• [Estratto fornito]
▼▼▼

Il contributo è tratto da Storia della civiltà europea a cura di Umberto Eco, edizione in 75 ebook
L’arte di Chopin nasce nell’ambiente elegante e raffinato dei salotti aristocratici e borghesi del primo Ottocento. Tuttavia, il genere di musica praticato nei salotti viene sottoposto da Chopin a un processo di stilizzazione e di trasfigurazione poetica così radicale che i suoi brani pianistici trascendono del tutto l’originaria funzione di intrattenimento. Chopin unisce al gusto per la cantabilità e l’efflorescenza melodica un linguaggio armonico audace e innovativo, svincolato dall’armonia funzionale e non di rado spinto sino ai confini estremi del sistema tonale.
Il virtuoso del pianoforte
Fryderyk Chopin incarna perfettamente la tradizionale figura del compositore virtuoso che si esibisce in pubblico, improvvisa ed esegue ciò che scrive per il suo strumento; la produzione di Chopin si esaurisce perciò – quasi per intero – nella musica per pianoforte ed è funzionale alla sua abilità di strumentista. Come i numerosi virtuosi del pianoforte che all’epoca giungono a Parigi da ogni angolo d’Europa, Chopin orienta la sua attività alla frequentazione mondana e al gusto dominante nell’elegante società parigina. Più che la pubblica sala da concerto, il luogo d’elezione delle musiche di Chopin è il salon privato, in cui si riuniscono artisti, aristocratici, esponenti dell’alta borghesia e della finanza; un pubblico colto e selezionato che richiede musica brillante, fluida e di agevole comunicativa, unita magari a una vena di facile sentimentalismo.

▲▲▲

• [Istruzioni di lavoro]
1 - Riassumi in due frasi il testo su Chopin.
2 - Secondo il testo su Chopin, qual è il luogo d'elezione delle sue musiche?
3 - Prosegui il testo su Chopin a partire dall'ultima frase riportata.

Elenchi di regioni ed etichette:
▼▼▼

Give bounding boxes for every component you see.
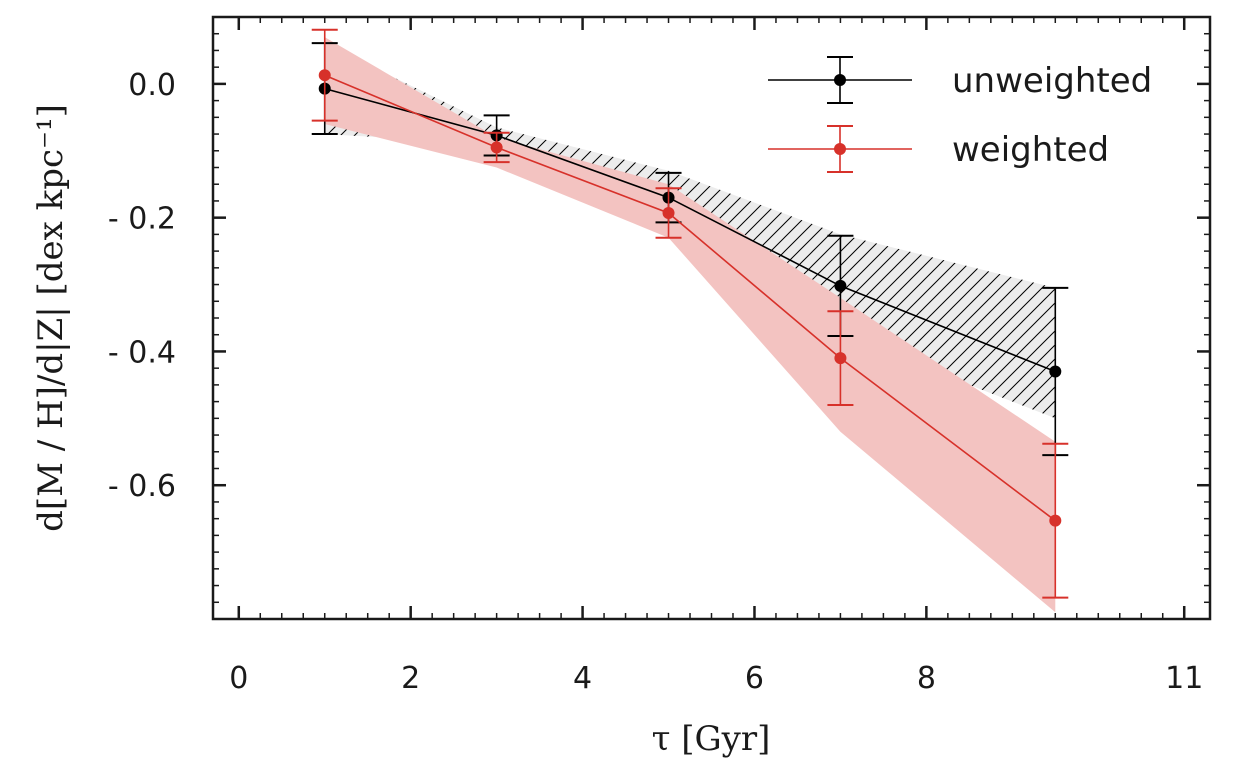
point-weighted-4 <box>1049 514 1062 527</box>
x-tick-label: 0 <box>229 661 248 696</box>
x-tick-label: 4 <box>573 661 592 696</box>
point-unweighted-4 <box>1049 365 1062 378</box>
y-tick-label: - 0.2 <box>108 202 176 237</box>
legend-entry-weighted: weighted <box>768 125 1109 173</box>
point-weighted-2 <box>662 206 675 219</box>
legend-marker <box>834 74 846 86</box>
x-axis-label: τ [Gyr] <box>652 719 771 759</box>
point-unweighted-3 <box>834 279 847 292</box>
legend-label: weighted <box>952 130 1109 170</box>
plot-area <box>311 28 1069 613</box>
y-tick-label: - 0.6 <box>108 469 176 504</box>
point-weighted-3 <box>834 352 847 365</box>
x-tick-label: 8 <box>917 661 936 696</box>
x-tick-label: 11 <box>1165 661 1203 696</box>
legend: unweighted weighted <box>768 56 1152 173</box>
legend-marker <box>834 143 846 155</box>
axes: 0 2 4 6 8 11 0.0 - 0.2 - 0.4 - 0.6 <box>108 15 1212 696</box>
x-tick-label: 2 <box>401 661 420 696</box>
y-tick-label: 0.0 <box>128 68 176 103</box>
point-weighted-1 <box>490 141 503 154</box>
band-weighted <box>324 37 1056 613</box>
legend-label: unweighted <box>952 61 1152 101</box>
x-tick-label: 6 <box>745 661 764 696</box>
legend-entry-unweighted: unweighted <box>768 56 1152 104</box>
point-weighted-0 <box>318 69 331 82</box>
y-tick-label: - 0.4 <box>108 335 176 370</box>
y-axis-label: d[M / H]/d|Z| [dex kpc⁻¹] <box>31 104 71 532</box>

▲▲▲

• [Risposte]
1 - L'arte di Chopin nasce nei salotti aristocratici e borghesi del primo Ottocento, ma egli ne stilizza e trasfigura la musica fino a farle superare la funzione di intrattenimento, unendo cantabilità melodica e un linguaggio armonico audace. Compositore virtuoso, scrive quasi solo per pianoforte e trova il luogo d'elezione della sua musica nel salon privato parigino, frequentato da un pubblico colto e selezionato.

2 - Il salon privato.

3 -
Per quest’ambiente Chopin compone musica pianistica d’intrattenimento, che rivela un gusto assai tipico per l’ornamentazione, per la leggerezza e per la cura del dettaglio; tuttavia Chopin sottopone questo repertorio a un processo di stilizzazione così radicale e profondo che i pezzi di “consumo” subiscono una vera e propria trasfigurazione poetica, finendo per trascendere la loro originaria funzione.
Nell’esibizione e nella produzione musicale di Chopin il virtuosismo ha una funzione importante, ma non è mai inteso nel senso di un’esibizione gratuita, di uno sfoggio di bravura, come di norma avviene nei salotti parigini; per Chopin il virtuosismo consiste nella capacità di differenziazione timbrica, nella possibilità di ottenere dalla tastiera ricchezza di colori e sfumature. Così, partendo da una tecnica pianistica che molto deve a Johann Nepomuk Hummel e John Field, il musicista polacco sviluppa uno stile personale, basato non tanto sulle capacità atletiche o sulla ricerca della pienezza sonora, quanto sulla cantabilità di stampo vocale, sulla perfezione e la leggerezza del tocco, sul rubato e la flessibilità ritmica della melodia.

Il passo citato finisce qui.